--- Start SUPPLIED DATA ---

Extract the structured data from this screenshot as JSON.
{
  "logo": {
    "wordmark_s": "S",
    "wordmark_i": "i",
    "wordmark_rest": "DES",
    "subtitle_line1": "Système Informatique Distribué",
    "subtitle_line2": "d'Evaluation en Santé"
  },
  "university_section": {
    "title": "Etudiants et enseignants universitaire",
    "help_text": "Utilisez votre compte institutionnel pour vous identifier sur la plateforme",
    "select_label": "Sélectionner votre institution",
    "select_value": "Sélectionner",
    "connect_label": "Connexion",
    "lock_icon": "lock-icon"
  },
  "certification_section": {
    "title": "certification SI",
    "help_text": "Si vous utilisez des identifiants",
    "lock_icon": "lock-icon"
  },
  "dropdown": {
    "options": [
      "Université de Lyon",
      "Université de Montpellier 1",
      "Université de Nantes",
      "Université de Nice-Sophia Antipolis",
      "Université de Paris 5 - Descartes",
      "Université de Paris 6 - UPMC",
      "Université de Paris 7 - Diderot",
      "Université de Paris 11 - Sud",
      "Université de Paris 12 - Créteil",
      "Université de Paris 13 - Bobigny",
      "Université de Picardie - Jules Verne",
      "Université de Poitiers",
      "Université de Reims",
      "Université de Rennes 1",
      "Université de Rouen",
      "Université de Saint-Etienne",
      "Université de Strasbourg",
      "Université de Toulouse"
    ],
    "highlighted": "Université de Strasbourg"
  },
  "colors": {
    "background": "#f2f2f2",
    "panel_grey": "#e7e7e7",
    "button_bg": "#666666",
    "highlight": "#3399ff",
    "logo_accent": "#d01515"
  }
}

--- End SUPPLIED DATA ---

### WHAT YOU WILL DO
Repeat each entry word for word.

### TASK SOLUTION
Extract the structured data from this screenshot as JSON.
{
  "logo": {
    "wordmark_s": "S",
    "wordmark_i": "i",
    "wordmark_rest": "DES",
    "subtitle_line1": "Système Informatique Distribué",
    "subtitle_line2": "d'Evaluation en Santé"
  },
  "university_section": {
    "title": "Etudiants et enseignants universitaire",
    "help_text": "Utilisez votre compte institutionnel pour vous identifier sur la plateforme",
    "select_label": "Sélectionner votre institution",
    "select_value": "Sélectionner",
    "connect_label": "Connexion",
    "lock_icon": "lock-icon"
  },
  "certification_section": {
    "title": "certification SI",
    "help_text": "Si vous utilisez des identifiants",
    "lock_icon": "lock-icon"
  },
  "dropdown": {
    "options": [
      "Université de Lyon",
      "Université de Montpellier 1",
      "Université de Nantes",
      "Université de Nice-Sophia Antipolis",
      "Université de Paris 5 - Descartes",
      "Université de Paris 6 - UPMC",
      "Université de Paris 7 - Diderot",
      "Université de Paris 11 - Sud",
      "Université de Paris 12 - Créteil",
      "Université de Paris 13 - Bobigny",
      "Université de Picardie - Jules Verne",
      "Université de Poitiers",
      "Université de Reims",
      "Université de Rennes 1",
      "Université de Rouen",
      "Université de Saint-Etienne",
      "Université de Strasbourg",
      "Université de Toulouse"
    ],
    "highlighted": "Université de Strasbourg"
  },
  "colors": {
    "background": "#f2f2f2",
    "panel_grey": "#e7e7e7",
    "button_bg": "#666666",
    "highlight": "#3399ff",
    "logo_accent": "#d01515"
  }
}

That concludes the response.